Each entry must be given again exactly; images do not belong in the copy.

### Material

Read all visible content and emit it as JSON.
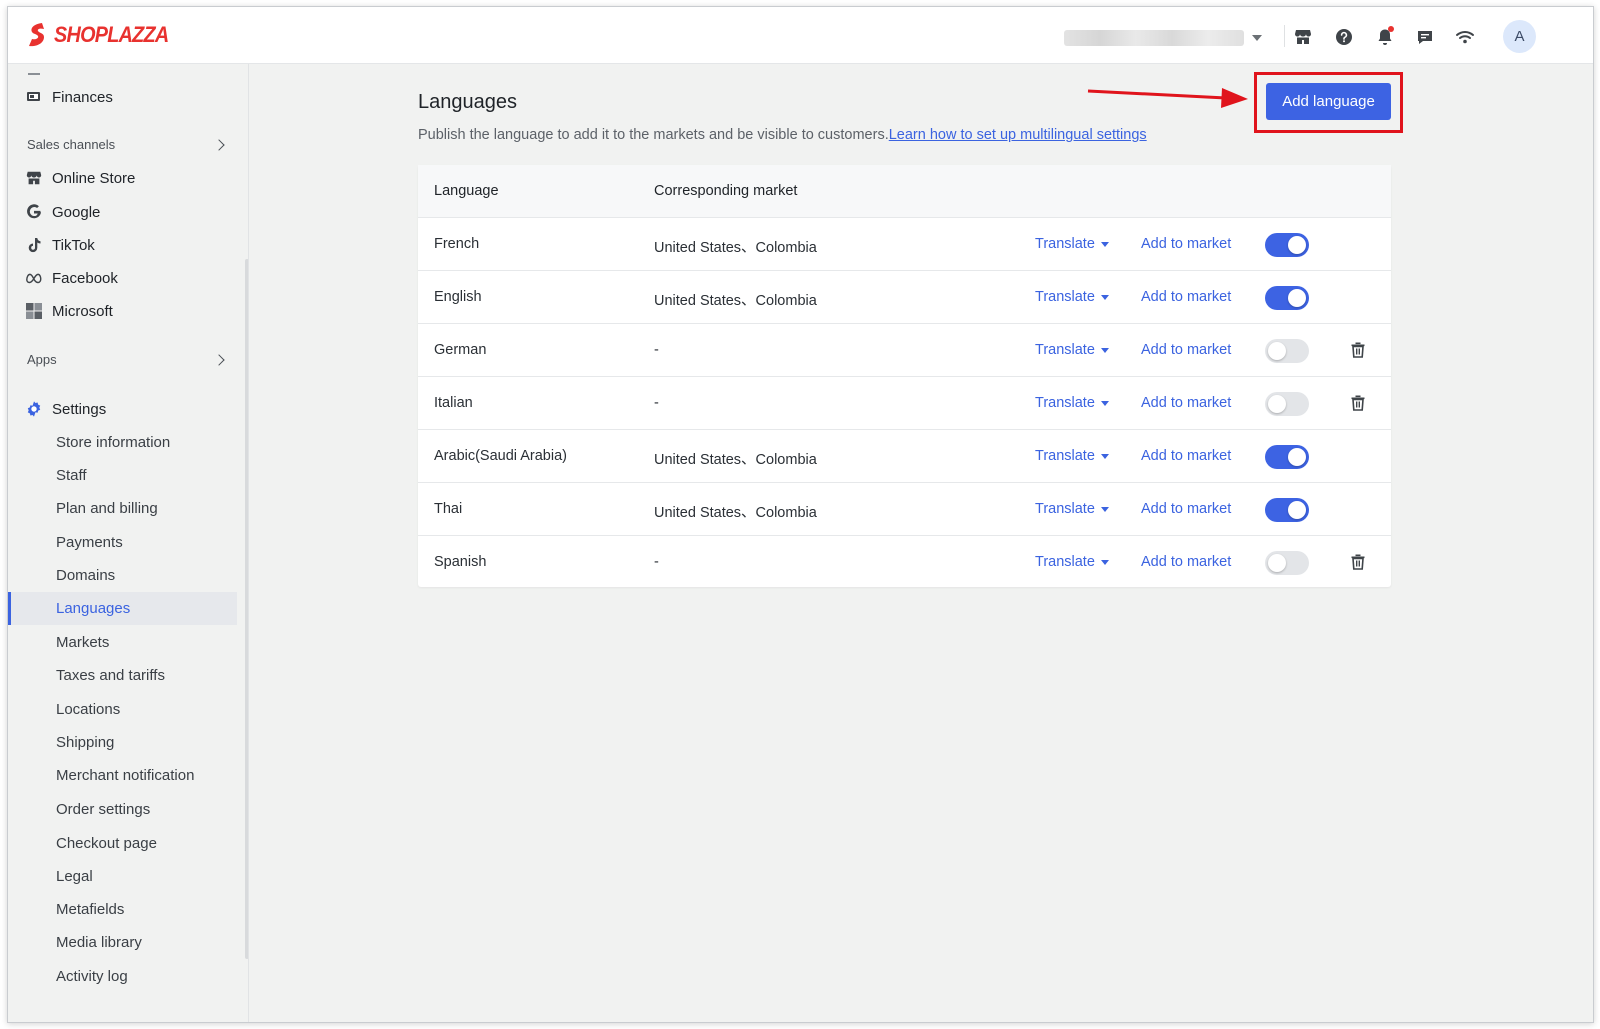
{
  "brand": {
    "name": "SHOPLAZZA",
    "color": "#e8322f"
  },
  "topbar": {
    "icons": [
      "store-icon",
      "help-icon",
      "bell-icon",
      "chat-icon",
      "wifi-icon"
    ],
    "avatar_initial": "A"
  },
  "sidebar": {
    "top_items": [
      {
        "label": "Finances",
        "icon": "finances-icon"
      }
    ],
    "sales_channels_label": "Sales channels",
    "sales_channels": [
      {
        "label": "Online Store",
        "icon": "store-icon"
      },
      {
        "label": "Google",
        "icon": "google-icon"
      },
      {
        "label": "TikTok",
        "icon": "tiktok-icon"
      },
      {
        "label": "Facebook",
        "icon": "meta-icon"
      },
      {
        "label": "Microsoft",
        "icon": "microsoft-icon"
      }
    ],
    "apps_label": "Apps",
    "settings_label": "Settings",
    "settings_items": [
      "Store information",
      "Staff",
      "Plan and billing",
      "Payments",
      "Domains",
      "Languages",
      "Markets",
      "Taxes and tariffs",
      "Locations",
      "Shipping",
      "Merchant notification",
      "Order settings",
      "Checkout page",
      "Legal",
      "Metafields",
      "Media library",
      "Activity log"
    ],
    "active_item": "Languages",
    "accent_color": "#3b63e0"
  },
  "main": {
    "title": "Languages",
    "description": "Publish the language to add it to the markets and be visible to customers.",
    "help_link": "Learn how to set up multilingual settings",
    "add_button": "Add language",
    "table": {
      "headers": [
        "Language",
        "Corresponding market"
      ],
      "translate_label": "Translate",
      "add_market_label": "Add to market",
      "rows": [
        {
          "language": "French",
          "market": "United States、Colombia",
          "published": true,
          "deletable": false
        },
        {
          "language": "English",
          "market": "United States、Colombia",
          "published": true,
          "deletable": false
        },
        {
          "language": "German",
          "market": "-",
          "published": false,
          "deletable": true
        },
        {
          "language": "Italian",
          "market": "-",
          "published": false,
          "deletable": true
        },
        {
          "language": "Arabic(Saudi Arabia)",
          "market": "United States、Colombia",
          "published": true,
          "deletable": false
        },
        {
          "language": "Thai",
          "market": "United States、Colombia",
          "published": true,
          "deletable": false
        },
        {
          "language": "Spanish",
          "market": "-",
          "published": false,
          "deletable": true
        }
      ]
    }
  }
}
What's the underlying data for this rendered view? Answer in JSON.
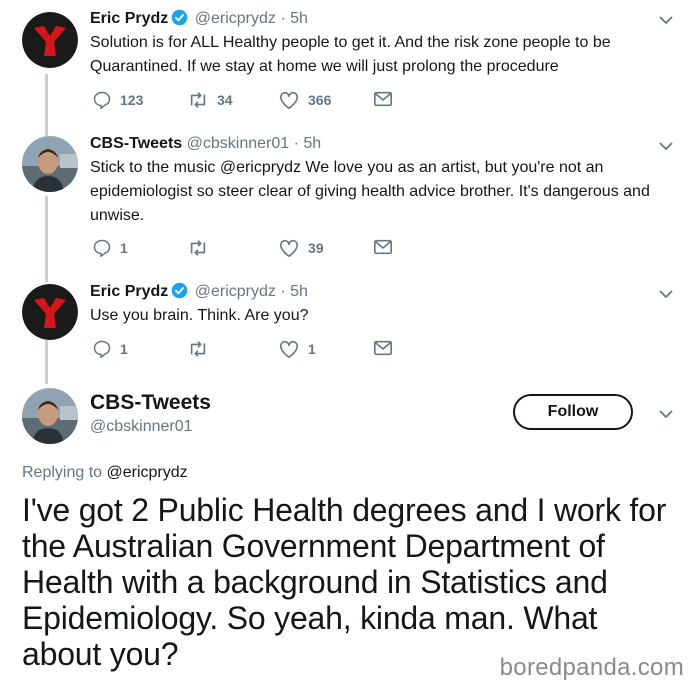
{
  "tweets": [
    {
      "name": "Eric Prydz",
      "handle": "@ericprydz",
      "dot": "·",
      "time": "5h",
      "text": "Solution is for ALL Healthy people to get it. And the risk zone people to be Quarantined.  If we stay at home we will just prolong the procedure",
      "replies": "123",
      "retweets": "34",
      "likes": "366",
      "verified": true
    },
    {
      "name": "CBS-Tweets",
      "handle": "@cbskinner01",
      "dot": "·",
      "time": "5h",
      "text": "Stick to the music @ericprydz We love you as an artist, but you're not an epidemiologist so steer clear of giving health advice brother. It's dangerous and unwise.",
      "replies": "1",
      "retweets": "",
      "likes": "39",
      "verified": false
    },
    {
      "name": "Eric Prydz",
      "handle": "@ericprydz",
      "dot": "·",
      "time": "5h",
      "text": "Use you brain. Think.  Are you?",
      "replies": "1",
      "retweets": "",
      "likes": "1",
      "verified": true
    }
  ],
  "main": {
    "name": "CBS-Tweets",
    "handle": "@cbskinner01",
    "follow_label": "Follow",
    "replying_label": "Replying to",
    "replying_to": "@ericprydz",
    "text": "I've got 2 Public Health degrees and I work for the Australian Government Department of Health with a background in Statistics and Epidemiology. So yeah, kinda man. What about you?"
  },
  "watermark": "boredpanda.com",
  "colors": {
    "text": "#14171a",
    "muted": "#657786",
    "verified": "#1da1f2",
    "thread_line": "#c4cfd6"
  }
}
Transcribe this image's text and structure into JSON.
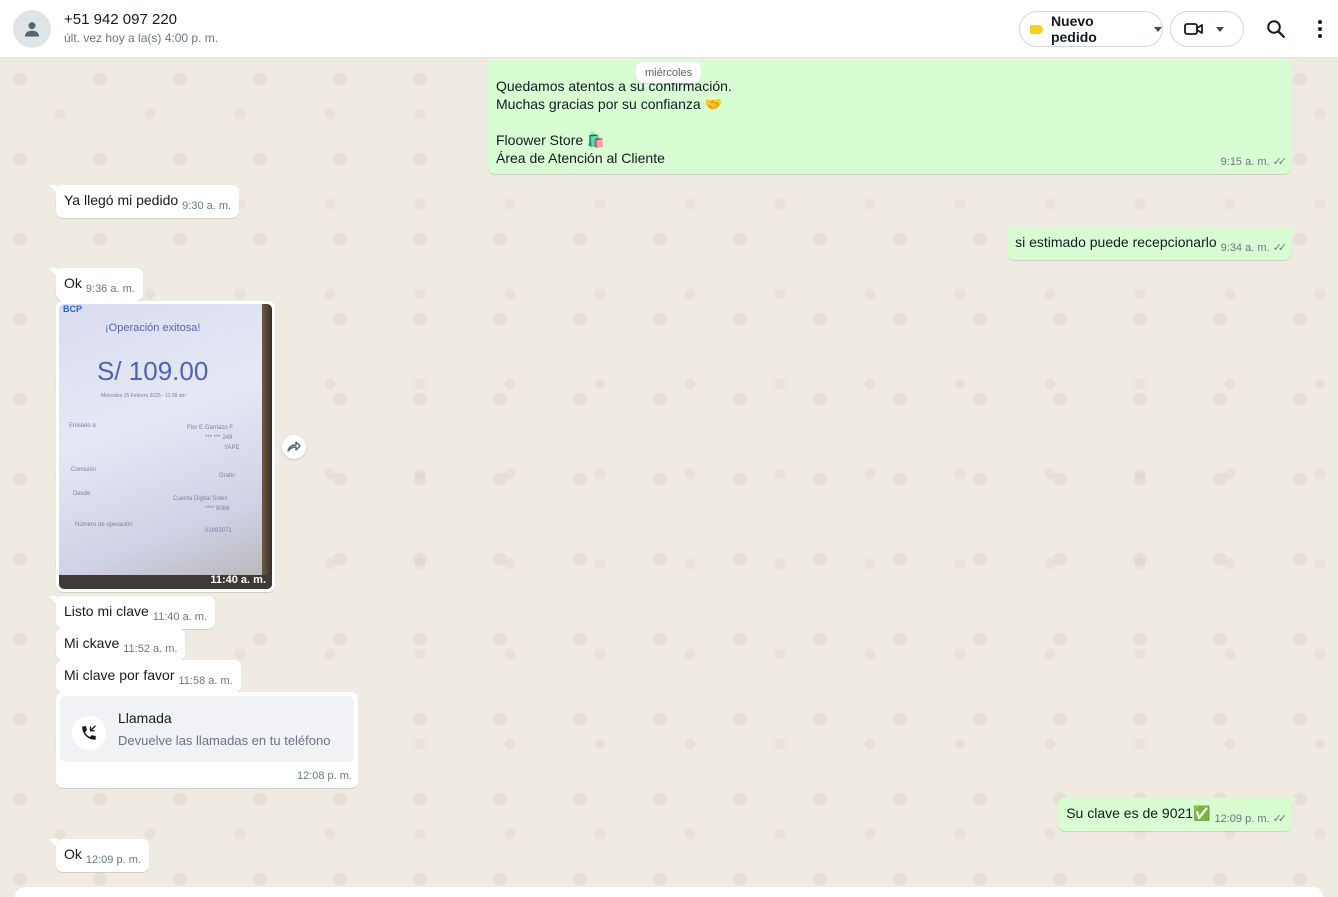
{
  "header": {
    "contact_name": "+51 942 097 220",
    "contact_status": "últ. vez hoy a la(s) 4:00 p. m.",
    "label_button": "Nuevo pedido",
    "label_color": "#f7d01e"
  },
  "chat": {
    "date_chip": "miércoles",
    "first_out": {
      "line1": "Quedamos atentos a su confirmación.",
      "line2": "Muchas gracias por su confianza 🤝",
      "line3": "Floower Store 🛍️",
      "line4": "Área de Atención al Cliente",
      "time": "9:15 a. m."
    },
    "messages": [
      {
        "text": "Ya llegó mi pedido",
        "time": "9:30 a. m."
      },
      {
        "text": "si estimado puede recepcionarlo",
        "time": "9:34 a. m."
      },
      {
        "text": "Ok",
        "time": "9:36 a. m."
      },
      {
        "text": "Listo mi clave",
        "time": "11:40 a. m."
      },
      {
        "text": "Mi ckave",
        "time": "11:52 a. m."
      },
      {
        "text": "Mi clave por favor",
        "time": "11:58 a. m."
      },
      {
        "text": "Su clave es de 9021✅",
        "time": "12:09 p. m."
      },
      {
        "text": "Ok",
        "time": "12:09 p. m."
      }
    ],
    "image_message": {
      "brand": "BCP",
      "title": "¡Operación exitosa!",
      "amount": "S/ 109.00",
      "date_line": "Miércoles 25 Febrero 2025 - 11:38 am",
      "rows": [
        {
          "label": "Enviado a",
          "value": "Flor E Garriazo F"
        },
        {
          "label": "",
          "value": "*** *** 249"
        },
        {
          "label": "",
          "value": "YAPE"
        },
        {
          "label": "Comisión",
          "value": "Gratis"
        },
        {
          "label": "Desde",
          "value": "Cuenta Digital Soles"
        },
        {
          "label": "",
          "value": "**** 8066"
        },
        {
          "label": "Número de operación",
          "value": "01693071"
        }
      ],
      "time": "11:40 a. m."
    },
    "call_message": {
      "title": "Llamada",
      "subtitle": "Devuelve las llamadas en tu teléfono",
      "time": "12:08 p. m."
    }
  }
}
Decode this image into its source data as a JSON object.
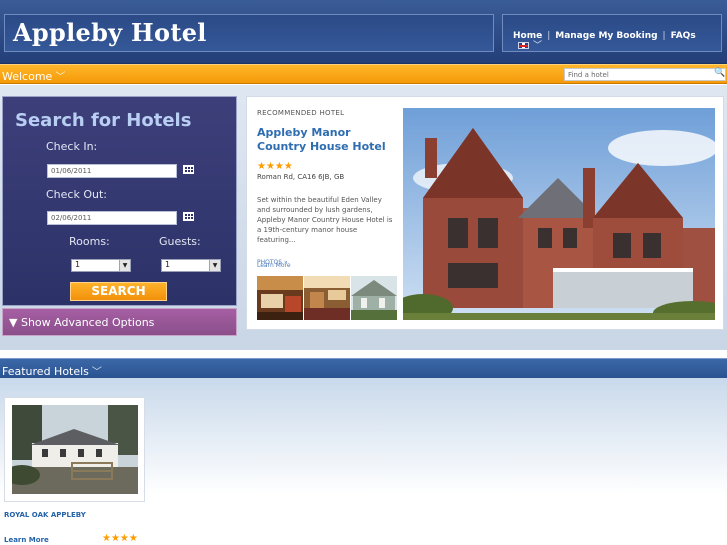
{
  "site": {
    "title": "Appleby Hotel"
  },
  "nav": {
    "links": [
      "Home",
      "Manage My Booking",
      "FAQs"
    ],
    "separator": "|",
    "language_icon": "uk-flag-icon"
  },
  "welcome": {
    "label": "Welcome",
    "find_placeholder": "Find a hotel"
  },
  "search": {
    "title": "Search for Hotels",
    "checkin_label": "Check In:",
    "checkin_value": "01/06/2011",
    "checkout_label": "Check Out:",
    "checkout_value": "02/06/2011",
    "rooms_label": "Rooms:",
    "guests_label": "Guests:",
    "rooms_value": "1",
    "guests_value": "1",
    "button_label": "SEARCH",
    "advanced_label": "▼ Show Advanced Options"
  },
  "recommended": {
    "label": "RECOMMENDED HOTEL",
    "name": "Appleby Manor Country House Hotel",
    "stars": "★★★★",
    "address": "Roman Rd, CA16 6JB, GB",
    "description": "Set within the beautiful Eden Valley and surrounded by lush gardens, Appleby Manor Country House Hotel is a 19th-century manor house featuring...",
    "photos_label": "PHOTOS »",
    "learn_more": "Learn More"
  },
  "featured": {
    "label": "Featured Hotels",
    "hotel_name": "ROYAL OAK APPLEBY",
    "learn_more": "Learn More",
    "stars": "★★★★"
  },
  "colors": {
    "header_blue": "#2c4a85",
    "orange": "#f59a08",
    "search_panel": "#2c3268",
    "advanced_purple": "#8a4f8b",
    "link_blue": "#2e6db0",
    "star_orange": "#ff9c00"
  }
}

######

* **Answer**:
Read all visible content and emit it as JSON.
{
  "brand": {
    "name": "SHOPLAZZA",
    "color": "#e8322f"
  },
  "topbar": {
    "icons": [
      "store-icon",
      "help-icon",
      "bell-icon",
      "chat-icon",
      "wifi-icon"
    ],
    "avatar_initial": "A"
  },
  "sidebar": {
    "top_items": [
      {
        "label": "Finances",
        "icon": "finances-icon"
      }
    ],
    "sales_channels_label": "Sales channels",
    "sales_channels": [
      {
        "label": "Online Store",
        "icon": "store-icon"
      },
      {
        "label": "Google",
        "icon": "google-icon"
      },
      {
        "label": "TikTok",
        "icon": "tiktok-icon"
      },
      {
        "label": "Facebook",
        "icon": "meta-icon"
      },
      {
        "label": "Microsoft",
        "icon": "microsoft-icon"
      }
    ],
    "apps_label": "Apps",
    "settings_label": "Settings",
    "settings_items": [
      "Store information",
      "Staff",
      "Plan and billing",
      "Payments",
      "Domains",
      "Languages",
      "Markets",
      "Taxes and tariffs",
      "Locations",
      "Shipping",
      "Merchant notification",
      "Order settings",
      "Checkout page",
      "Legal",
      "Metafields",
      "Media library",
      "Activity log"
    ],
    "active_item": "Languages",
    "accent_color": "#3b63e0"
  },
  "main": {
    "title": "Languages",
    "description": "Publish the language to add it to the markets and be visible to customers.",
    "help_link": "Learn how to set up multilingual settings",
    "add_button": "Add language",
    "table": {
      "headers": [
        "Language",
        "Corresponding market"
      ],
      "translate_label": "Translate",
      "add_market_label": "Add to market",
      "rows": [
        {
          "language": "French",
          "market": "United States、Colombia",
          "published": true,
          "deletable": false
        },
        {
          "language": "English",
          "market": "United States、Colombia",
          "published": true,
          "deletable": false
        },
        {
          "language": "German",
          "market": "-",
          "published": false,
          "deletable": true
        },
        {
          "language": "Italian",
          "market": "-",
          "published": false,
          "deletable": true
        },
        {
          "language": "Arabic(Saudi Arabia)",
          "market": "United States、Colombia",
          "published": true,
          "deletable": false
        },
        {
          "language": "Thai",
          "market": "United States、Colombia",
          "published": true,
          "deletable": false
        },
        {
          "language": "Spanish",
          "market": "-",
          "published": false,
          "deletable": true
        }
      ]
    }
  }
}
What's the underlying data for this rendered view? Answer in JSON.
{
  "tweets": [
    {
      "name": "Eric Prydz",
      "handle": "@ericprydz",
      "dot": "·",
      "time": "5h",
      "text": "Solution is for ALL Healthy people to get it. And the risk zone people to be Quarantined.  If we stay at home we will just prolong the procedure",
      "replies": "123",
      "retweets": "34",
      "likes": "366",
      "verified": true
    },
    {
      "name": "CBS-Tweets",
      "handle": "@cbskinner01",
      "dot": "·",
      "time": "5h",
      "text": "Stick to the music @ericprydz We love you as an artist, but you're not an epidemiologist so steer clear of giving health advice brother. It's dangerous and unwise.",
      "replies": "1",
      "retweets": "",
      "likes": "39",
      "verified": false
    },
    {
      "name": "Eric Prydz",
      "handle": "@ericprydz",
      "dot": "·",
      "time": "5h",
      "text": "Use you brain. Think.  Are you?",
      "replies": "1",
      "retweets": "",
      "likes": "1",
      "verified": true
    }
  ],
  "main": {
    "name": "CBS-Tweets",
    "handle": "@cbskinner01",
    "follow_label": "Follow",
    "replying_label": "Replying to",
    "replying_to": "@ericprydz",
    "text": "I've got 2 Public Health degrees and I work for the Australian Government Department of Health with a background in Statistics and Epidemiology. So yeah, kinda man. What about you?"
  },
  "watermark": "boredpanda.com",
  "colors": {
    "text": "#14171a",
    "muted": "#657786",
    "verified": "#1da1f2",
    "thread_line": "#c4cfd6"
  }
}
Transcribe this image's text and structure into JSON.
{
  "header": {
    "contact_name": "+51 942 097 220",
    "contact_status": "últ. vez hoy a la(s) 4:00 p. m.",
    "label_button": "Nuevo pedido",
    "label_color": "#f7d01e"
  },
  "chat": {
    "date_chip": "miércoles",
    "first_out": {
      "line1": "Quedamos atentos a su confirmación.",
      "line2": "Muchas gracias por su confianza 🤝",
      "line3": "Floower Store 🛍️",
      "line4": "Área de Atención al Cliente",
      "time": "9:15 a. m."
    },
    "messages": [
      {
        "text": "Ya llegó mi pedido",
        "time": "9:30 a. m."
      },
      {
        "text": "si estimado puede recepcionarlo",
        "time": "9:34 a. m."
      },
      {
        "text": "Ok",
        "time": "9:36 a. m."
      },
      {
        "text": "Listo mi clave",
        "time": "11:40 a. m."
      },
      {
        "text": "Mi ckave",
        "time": "11:52 a. m."
      },
      {
        "text": "Mi clave por favor",
        "time": "11:58 a. m."
      },
      {
        "text": "Su clave es de 9021✅",
        "time": "12:09 p. m."
      },
      {
        "text": "Ok",
        "time": "12:09 p. m."
      }
    ],
    "image_message": {
      "brand": "BCP",
      "title": "¡Operación exitosa!",
      "amount": "S/ 109.00",
      "date_line": "Miércoles 25 Febrero 2025 - 11:38 am",
      "rows": [
        {
          "label": "Enviado a",
          "value": "Flor E Garriazo F"
        },
        {
          "label": "",
          "value": "*** *** 249"
        },
        {
          "label": "",
          "value": "YAPE"
        },
        {
          "label": "Comisión",
          "value": "Gratis"
        },
        {
          "label": "Desde",
          "value": "Cuenta Digital Soles"
        },
        {
          "label": "",
          "value": "**** 8066"
        },
        {
          "label": "Número de operación",
          "value": "01693071"
        }
      ],
      "time": "11:40 a. m."
    },
    "call_message": {
      "title": "Llamada",
      "subtitle": "Devuelve las llamadas en tu teléfono",
      "time": "12:08 p. m."
    }
  }
}
Decode this image into its source data as a JSON object.
{
  "site": {
    "title": "Appleby Hotel"
  },
  "nav": {
    "links": [
      "Home",
      "Manage My Booking",
      "FAQs"
    ],
    "separator": "|",
    "language_icon": "uk-flag-icon"
  },
  "welcome": {
    "label": "Welcome",
    "find_placeholder": "Find a hotel"
  },
  "search": {
    "title": "Search for Hotels",
    "checkin_label": "Check In:",
    "checkin_value": "01/06/2011",
    "checkout_label": "Check Out:",
    "checkout_value": "02/06/2011",
    "rooms_label": "Rooms:",
    "guests_label": "Guests:",
    "rooms_value": "1",
    "guests_value": "1",
    "button_label": "SEARCH",
    "advanced_label": "▼ Show Advanced Options"
  },
  "recommended": {
    "label": "RECOMMENDED HOTEL",
    "name": "Appleby Manor Country House Hotel",
    "stars": "★★★★",
    "address": "Roman Rd, CA16 6JB, GB",
    "description": "Set within the beautiful Eden Valley and surrounded by lush gardens, Appleby Manor Country House Hotel is a 19th-century manor house featuring...",
    "photos_label": "PHOTOS »",
    "learn_more": "Learn More"
  },
  "featured": {
    "label": "Featured Hotels",
    "hotel_name": "ROYAL OAK APPLEBY",
    "learn_more": "Learn More",
    "stars": "★★★★"
  },
  "colors": {
    "header_blue": "#2c4a85",
    "orange": "#f59a08",
    "search_panel": "#2c3268",
    "advanced_purple": "#8a4f8b",
    "link_blue": "#2e6db0",
    "star_orange": "#ff9c00"
  }
}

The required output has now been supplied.